# Was nötig ist
Schreibe die folgenden Datensätze vollständig als JSON-Liste von Zeichenketten um, mit einer Zeichenkette pro Zeile und ohne Leerzeilen. Lass die Bildverweise dabei weg.

________________

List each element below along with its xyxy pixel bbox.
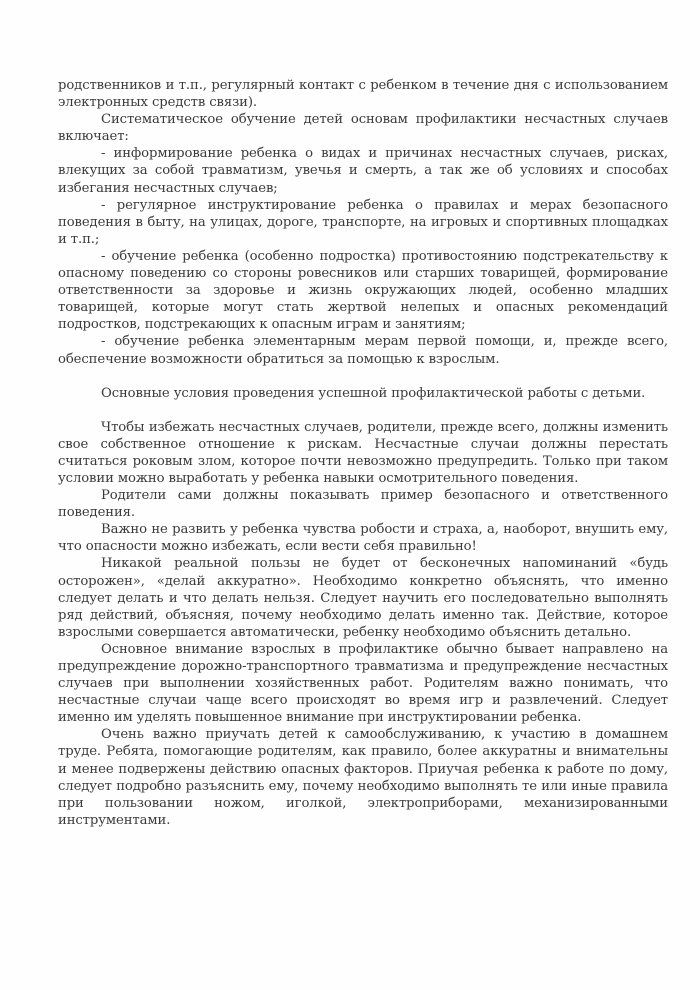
body-paragraph: Важно не развить у ребенка чувства робости и страха, а, наоборот, внушить ему, что опасности можно избежать, если вести себя правильно! [58,522,668,555]
spacer [58,402,668,419]
body-paragraph: Никакой реальной пользы не будет от бесконечных напоминаний «будь осторожен», «делай аккуратно». Необходимо конкретно объяснять, что именно следует делать и что делать нельзя. Следует научить его последовательно выполнять ряд действий, объясняя, почему необходимо делать именно так. Действие, которое взрослыми совершается автоматически, ребенку необходимо объяснить детально. [58,556,668,640]
list-item: - информирование ребенка о видах и причинах несчастных случаев, рисках, влекущих за собой травматизм, увечья и смерть, а так же об условиях и способах избегания несчастных случаев; [58,146,668,196]
body-paragraph: Чтобы избежать несчастных случаев, родители, прежде всего, должны изменить свое собственное отношение к рискам. Несчастные случаи должны перестать считаться роковым злом, которое почти невозможно предупредить. Только при таком условии можно выработать у ребенка навыки осмотрительного поведения. [58,419,668,486]
systematic-intro-paragraph: Систематическое обучение детей основам профилактики несчастных случаев включает: [58,112,668,145]
list-item: - обучение ребенка элементарным мерам первой помощи, и, прежде всего, обеспечение возможности обратиться за помощью к взрослым. [58,334,668,367]
list-item: - регулярное инструктирование ребенка о правилах и мерах безопасного поведения в быту, на улицах, дороге, транспорте, на игровых и спортивных площадках и т.п.; [58,197,668,247]
body-paragraph: Основное внимание взрослых в профилактике обычно бывает направлено на предупреждение дорожно-транспортного травматизма и предупреждение несчастных случаев при выполнении хозяйственных работ. Родителям важно понимать, что несчастные случаи чаще всего происходят во время игр и развлечений. Следует именно им уделять повышенное внимание при инструктировании ребенка. [58,641,668,726]
section-heading: Основные условия проведения успешной профилактической работы с детьми. [101,385,646,401]
body-paragraph: Очень важно приучать детей к самообслуживанию, к участию в домашнем труде. Ребята, помогающие родителям, как правило, более аккуратны и внимательны и менее подвержены действию опасных факторов. Приучая ребенка к работе по дому, следует подробно разъяснить ему, почему необходимо выполнять те или иные правила при пользовании ножом, иголкой, электроприборами, механизированными инструментами. [58,727,668,828]
document-body [58,77,668,829]
list-item: - обучение ребенка (особенно подростка) противостоянию подстрекательству к опасному поведению со стороны ровесников или старших товарищей, формирование ответственности за здоровье и жизнь окружающих людей, особенно младших товарищей, которые могут стать жертвой нелепых и опасных рекомендаций подростков, подстрекающих к опасным играм и занятиям; [58,248,668,333]
spacer [58,368,668,385]
body-paragraph: Родители сами должны показывать пример безопасного и ответственного поведения. [58,488,668,521]
continuation-paragraph: родственников и т.п., регулярный контакт с ребенком в течение дня с использованием электронных средств связи). [58,78,668,111]
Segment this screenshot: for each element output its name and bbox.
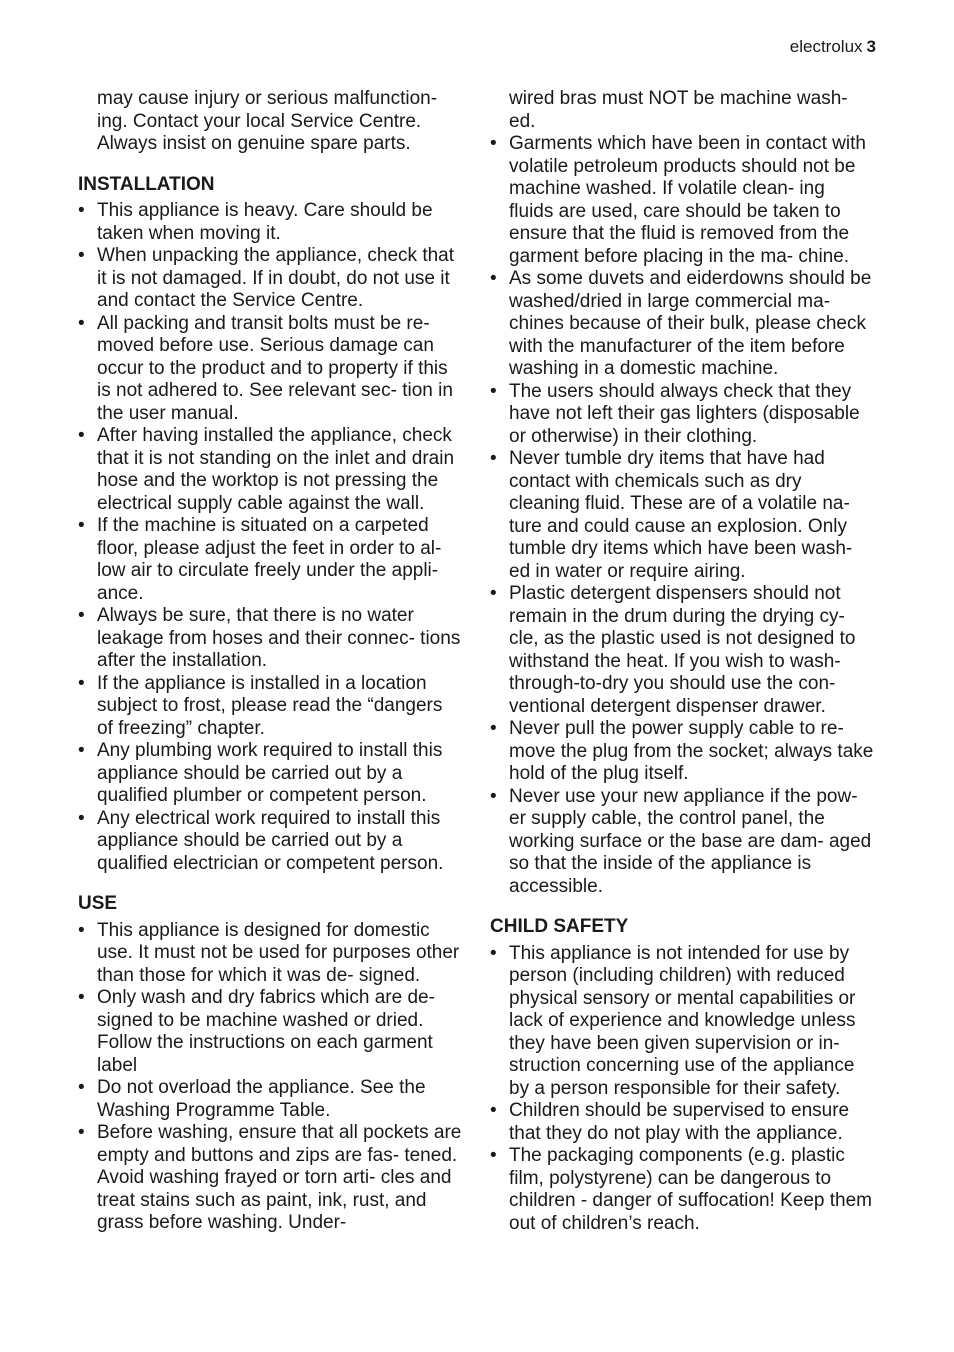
list-item: • As some duvets and eiderdowns should be washed/dried in large commercial ma- chines because of their bulk, please check with the manufacturer of the item before washing in a domestic machine. [490, 268, 874, 381]
intro-line: may cause injury or serious malfunction- [97, 88, 438, 109]
list-item: • Plastic detergent dispensers should not remain in the drum during the drying cy- cle, as the plastic used is not designed to withstand the heat. If you wish to wash- through-to-dry you should use the con- ventional detergent dispenser drawer. [490, 583, 874, 718]
list-item: • Any electrical work required to install this appliance should be carried out by a qualified electrician or competent person. [78, 808, 462, 876]
list-item: • Before washing, ensure that all pockets are empty and buttons and zips are fas- tened. Avoid washing frayed or torn arti- cles and treat stains such as paint, ink, rust, and grass before washing. Under- [78, 1122, 462, 1235]
list-item: • Never use your new appliance if the pow- er supply cable, the control panel, the working surface or the base are dam- aged so that the inside of the appliance is accessible. [490, 786, 874, 899]
laundry-safety-list [490, 133, 874, 898]
list-item: • If the machine is situated on a carpeted floor, please adjust the feet in order to al- low air to circulate freely under the appli- ance. [78, 515, 462, 605]
page-number: 3 [866, 37, 876, 56]
list-item: • Any plumbing work required to install this appliance should be carried out by a qualified plumber or competent person. [78, 740, 462, 808]
installation-heading: INSTALLATION [78, 173, 215, 195]
list-item: • When unpacking the appliance, check that it is not damaged. If in doubt, do not use it and contact the Service Centre. [78, 245, 462, 313]
intro-line: Always insist on genuine spare parts. [97, 133, 411, 154]
list-item: • Never tumble dry items that have had contact with chemicals such as dry cleaning fluid. These are of a volatile na- ture and could cause an explosion. Only tumble dry items which have been wash- ed in water or require airing. [490, 448, 874, 583]
intro-line: ing. Contact your local Service Centre. [97, 110, 422, 132]
right-column [490, 88, 874, 1235]
list-item: • Do not overload the appliance. See the Washing Programme Table. [78, 1077, 462, 1122]
child-safety-heading: CHILD SAFETY [490, 916, 629, 937]
intro-line: ed. [509, 110, 536, 132]
list-item: • Garments which have been in contact with volatile petroleum products should not be machine washed. If volatile clean- ing fluids are used, care should be taken to ensure that the fluid is removed from the garment before placing in the ma- chine. [490, 133, 874, 268]
list-item: • Never pull the power supply cable to re- move the plug from the socket; always take hold of the plug itself. [490, 718, 874, 786]
installation-list [78, 200, 462, 875]
list-item: • If the appliance is installed in a location subject to frost, please read the “dangers of freezing” chapter. [78, 673, 462, 741]
list-item: • Only wash and dry fabrics which are de- signed to be machine washed or dried. Follow the instructions on each garment label [78, 987, 462, 1077]
list-item: • This appliance is designed for domestic use. It must not be used for purposes other than those for which it was de- signed. [78, 920, 462, 988]
list-item: • The packaging components (e.g. plastic film, polystyrene) can be dangerous to children - danger of suffocation! Keep them out of children’s reach. [490, 1145, 874, 1235]
use-heading: USE [78, 893, 118, 914]
list-item: • This appliance is heavy. Care should be taken when moving it. [78, 200, 462, 245]
list-item: • After having installed the appliance, check that it is not standing on the inlet and drain hose and the worktop is not pressing the electrical supply cable against the wall. [78, 425, 462, 515]
list-item: • The users should always check that they have not left their gas lighters (disposable or otherwise) in their clothing. [490, 381, 874, 449]
right-intro [490, 88, 874, 133]
list-item: • Children should be supervised to ensure that they do not play with the appliance. [490, 1100, 874, 1145]
page-header [790, 36, 876, 58]
list-item: • All packing and transit bolts must be re- moved before use. Serious damage can occur to the product and to property if this is not adhered to. See relevant sec- tion in the user manual. [78, 313, 462, 426]
list-item: • Always be sure, that there is no water leakage from hoses and their connec- tions after the installation. [78, 605, 462, 673]
child-safety-list [490, 943, 874, 1236]
brand-name: electrolux [789, 37, 863, 56]
use-list [78, 920, 462, 1235]
intro-line: wired bras must NOT be machine wash- [509, 88, 848, 109]
left-intro [78, 88, 462, 156]
left-column [78, 88, 462, 1235]
list-item: • This appliance is not intended for use by person (including children) with reduced physical sensory or mental capabilities or lack of experience and knowledge unless they have been given supervision or in- struction concerning use of the appliance by a person responsible for their safety. [490, 943, 874, 1101]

________________

# Ergebnis
[
  "List each element below along with its xyxy pixel bbox.",
  "body-paragraph: Важно не развить у ребенка чувства робости и страха, а, наоборот, внушить ему, что опасности можно избежать, если вести себя правильно! [58,522,668,555]",
  "spacer [58,402,668,419]",
  "body-paragraph: Никакой реальной пользы не будет от бесконечных напоминаний «будь осторожен», «делай аккуратно». Необходимо конкретно объяснять, что именно следует делать и что делать нельзя. Следует научить его последовательно выполнять ряд действий, объясняя, почему необходимо делать именно так. Действие, которое взрослыми совершается автоматически, ребенку необходимо объяснить детально. [58,556,668,640]",
  "list-item: - информирование ребенка о видах и причинах несчастных случаев, рисках, влекущих за собой травматизм, увечья и смерть, а так же об условиях и способах избегания несчастных случаев; [58,146,668,196]",
  "body-paragraph: Чтобы избежать несчастных случаев, родители, прежде всего, должны изменить свое собственное отношение к рискам. Несчастные случаи должны перестать считаться роковым злом, которое почти невозможно предупредить. Только при таком условии можно выработать у ребенка навыки осмотрительного поведения. [58,419,668,486]",
  "systematic-intro-paragraph: Систематическое обучение детей основам профилактики несчастных случаев включает: [58,112,668,145]",
  "list-item: - обучение ребенка элементарным мерам первой помощи, и, прежде всего, обеспечение возможности обратиться за помощью к взрослым. [58,334,668,367]",
  "list-item: - регулярное инструктирование ребенка о правилах и мерах безопасного поведения в быту, на улицах, дороге, транспорте, на игровых и спортивных площадках и т.п.; [58,197,668,247]",
  "body-paragraph: Основное внимание взрослых в профилактике обычно бывает направлено на предупреждение дорожно-транспортного травматизма и предупреждение несчастных случаев при выполнении хозяйственных работ. Родителям важно понимать, что несчастные случаи чаще всего происходят во время игр и развлечений. Следует именно им уделять повышенное внимание при инструктировании ребенка. [58,641,668,726]",
  "section-heading: Основные условия проведения успешной профилактической работы с детьми. [101,385,646,401]",
  "body-paragraph: Очень важно приучать детей к самообслуживанию, к участию в домашнем труде. Ребята, помогающие родителям, как правило, более аккуратны и внимательны и менее подвержены действию опасных факторов. Приучая ребенка к работе по дому, следует подробно разъяснить ему, почему необходимо выполнять те или иные правила при пользовании ножом, иголкой, электроприборами, механизированными инструментами. [58,727,668,828]",
  "document-body [58,77,668,829]",
  "list-item: - обучение ребенка (особенно подростка) противостоянию подстрекательству к опасному поведению со стороны ровесников или старших товарищей, формирование ответственности за здоровье и жизнь окружающих людей, особенно младших товарищей, которые могут стать жертвой нелепых и опасных рекомендаций подростков, подстрекающих к опасным играм и занятиям; [58,248,668,333]",
  "spacer [58,368,668,385]",
  "body-paragraph: Родители сами должны показывать пример безопасного и ответственного поведения. [58,488,668,521]",
  "continuation-paragraph: родственников и т.п., регулярный контакт с ребенком в течение дня с использованием электронных средств связи). [58,78,668,111]",
  "Segment this screenshot: for each element output its name and bbox.",
  "list-item: • As some duvets and eiderdowns should be washed/dried in large commercial ma- chines because of their bulk, please check with the manufacturer of the item before washing in a domestic machine. [490, 268, 874, 381]",
  "intro-line: may cause injury or serious malfunction- [97, 88, 438, 109]",
  "list-item: • Plastic detergent dispensers should not remain in the drum during the drying cy- cle, as the plastic used is not designed to withstand the heat. If you wish to wash- through-to-dry you should use the con- ventional detergent dispenser drawer. [490, 583, 874, 718]",
  "list-item: • Any electrical work required to install this appliance should be carried out by a qualified electrician or competent person. [78, 808, 462, 876]",
  "list-item: • Before washing, ensure that all pockets are empty and buttons and zips are fas- tened. Avoid washing frayed or torn arti- cles and treat stains such as paint, ink, rust, and grass before washing. Under- [78, 1122, 462, 1235]",
  "list-item: • Never use your new appliance if the pow- er supply cable, the control panel, the working surface or the base are dam- aged so that the inside of the appliance is accessible. [490, 786, 874, 899]",
  "laundry-safety-list [490, 133, 874, 898]",
  "list-item: • If the machine is situated on a carpeted floor, please adjust the feet in order to al- low air to circulate freely under the appli- ance. [78, 515, 462, 605]",
  "page-number: 3 [866, 37, 876, 56]",
  "list-item: • Any plumbing work required to install this appliance should be carried out by a qualified plumber or competent person. [78, 740, 462, 808]",
  "installation-heading: INSTALLATION [78, 173, 215, 195]",
  "list-item: • When unpacking the appliance, check that it is not damaged. If in doubt, do not use it and contact the Service Centre. [78, 245, 462, 313]",
  "intro-line: Always insist on genuine spare parts. [97, 133, 411, 154]",
  "list-item: • Never tumble dry items that have had contact with chemicals such as dry cleaning fluid. These are of a volatile na- ture and could cause an explosion. Only tumble dry items which have been wash- ed in water or require airing. [490, 448, 874, 583]",
  "intro-line: ing. Contact your local Service Centre. [97, 110, 422, 132]",
  "right-column [490, 88, 874, 1235]",
  "list-item: • Do not overload the appliance. See the Washing Programme Table. [78, 1077, 462, 1122]",
  "child-safety-heading: CHILD SAFETY [490, 916, 629, 937]",
  "intro-line: ed. [509, 110, 536, 132]",
  "list-item: • Garments which have been in contact with volatile petroleum products should not be machine washed. If volatile clean- ing fluids are used, care should be taken to ensure that the fluid is removed from the garment before placing in the ma- chine. [490, 133, 874, 268]",
  "list-item: • Never pull the power supply cable to re- move the plug from the socket; always take hold of the plug itself. [490, 718, 874, 786]",
  "installation-list [78, 200, 462, 875]",
  "list-item: • If the appliance is installed in a location subject to frost, please read the “dangers of freezing” chapter. [78, 673, 462, 741]",
  "list-item: • Only wash and dry fabrics which are de- signed to be machine washed or dried. Follow the instructions on each garment label [78, 987, 462, 1077]",
  "list-item: • This appliance is designed for domestic use. It must not be used for purposes other than those for which it was de- signed. [78, 920, 462, 988]",
  "list-item: • The packaging components (e.g. plastic film, polystyrene) can be dangerous to children - danger of suffocation! Keep them out of children’s reach. [490, 1145, 874, 1235]",
  "use-heading: USE [78, 893, 118, 914]",
  "list-item: • This appliance is heavy. Care should be taken when moving it. [78, 200, 462, 245]",
  "list-item: • After having installed the appliance, check that it is not standing on the inlet and drain hose and the worktop is not pressing the electrical supply cable against the wall. [78, 425, 462, 515]",
  "list-item: • The users should always check that they have not left their gas lighters (disposable or otherwise) in their clothing. [490, 381, 874, 449]",
  "right-intro [490, 88, 874, 133]",
  "list-item: • Children should be supervised to ensure that they do not play with the appliance. [490, 1100, 874, 1145]",
  "page-header [790, 36, 876, 58]",
  "list-item: • All packing and transit bolts must be re- moved before use. Serious damage can occur to the product and to property if this is not adhered to. See relevant sec- tion in the user manual. [78, 313, 462, 426]",
  "list-item: • Always be sure, that there is no water leakage from hoses and their connec- tions after the installation. [78, 605, 462, 673]",
  "child-safety-list [490, 943, 874, 1236]",
  "brand-name: electrolux [789, 37, 863, 56]",
  "use-list [78, 920, 462, 1235]",
  "intro-line: wired bras must NOT be machine wash- [509, 88, 848, 109]",
  "left-intro [78, 88, 462, 156]",
  "left-column [78, 88, 462, 1235]",
  "list-item: • This appliance is not intended for use by person (including children) with reduced physical sensory or mental capabilities or lack of experience and knowledge unless they have been given supervision or in- struction concerning use of the appliance by a person responsible for their safety. [490, 943, 874, 1101]"
]